[What the task asks] Collect every line that includes the string "Arrange".

[Data supplied]
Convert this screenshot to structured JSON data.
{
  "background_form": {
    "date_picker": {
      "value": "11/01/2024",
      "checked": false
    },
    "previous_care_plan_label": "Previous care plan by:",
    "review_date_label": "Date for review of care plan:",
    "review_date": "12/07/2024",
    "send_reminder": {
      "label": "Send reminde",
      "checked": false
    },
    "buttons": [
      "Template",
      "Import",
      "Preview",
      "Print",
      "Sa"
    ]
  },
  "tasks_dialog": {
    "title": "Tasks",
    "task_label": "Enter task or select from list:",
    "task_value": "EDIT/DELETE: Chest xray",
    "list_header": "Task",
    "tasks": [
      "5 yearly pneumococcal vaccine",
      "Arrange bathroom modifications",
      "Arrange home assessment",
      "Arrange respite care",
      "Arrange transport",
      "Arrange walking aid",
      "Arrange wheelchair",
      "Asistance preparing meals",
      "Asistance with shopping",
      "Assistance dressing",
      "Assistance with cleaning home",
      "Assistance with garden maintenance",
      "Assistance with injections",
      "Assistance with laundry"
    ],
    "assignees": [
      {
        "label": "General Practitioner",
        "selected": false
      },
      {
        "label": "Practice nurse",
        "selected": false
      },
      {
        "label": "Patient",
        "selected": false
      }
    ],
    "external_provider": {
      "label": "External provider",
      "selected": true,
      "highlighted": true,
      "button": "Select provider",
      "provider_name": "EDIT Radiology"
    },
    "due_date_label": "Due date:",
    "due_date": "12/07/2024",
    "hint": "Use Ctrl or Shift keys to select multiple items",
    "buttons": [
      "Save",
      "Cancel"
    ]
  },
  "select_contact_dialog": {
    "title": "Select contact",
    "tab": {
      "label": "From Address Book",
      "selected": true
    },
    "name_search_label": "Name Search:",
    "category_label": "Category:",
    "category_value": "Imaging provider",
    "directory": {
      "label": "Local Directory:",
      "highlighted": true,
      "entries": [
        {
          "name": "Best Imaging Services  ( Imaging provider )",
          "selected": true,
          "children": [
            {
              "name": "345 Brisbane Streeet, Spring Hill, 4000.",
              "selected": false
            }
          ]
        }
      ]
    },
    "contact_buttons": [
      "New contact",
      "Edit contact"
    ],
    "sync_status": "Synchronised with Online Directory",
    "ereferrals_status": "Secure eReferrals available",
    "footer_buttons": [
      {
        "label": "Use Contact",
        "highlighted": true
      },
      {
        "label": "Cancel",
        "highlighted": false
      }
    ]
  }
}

[The result]
      "Arrange bathroom modifications",
      "Arrange home assessment",
      "Arrange respite care",
      "Arrange transport",
      "Arrange walking aid",
      "Arrange wheelchair",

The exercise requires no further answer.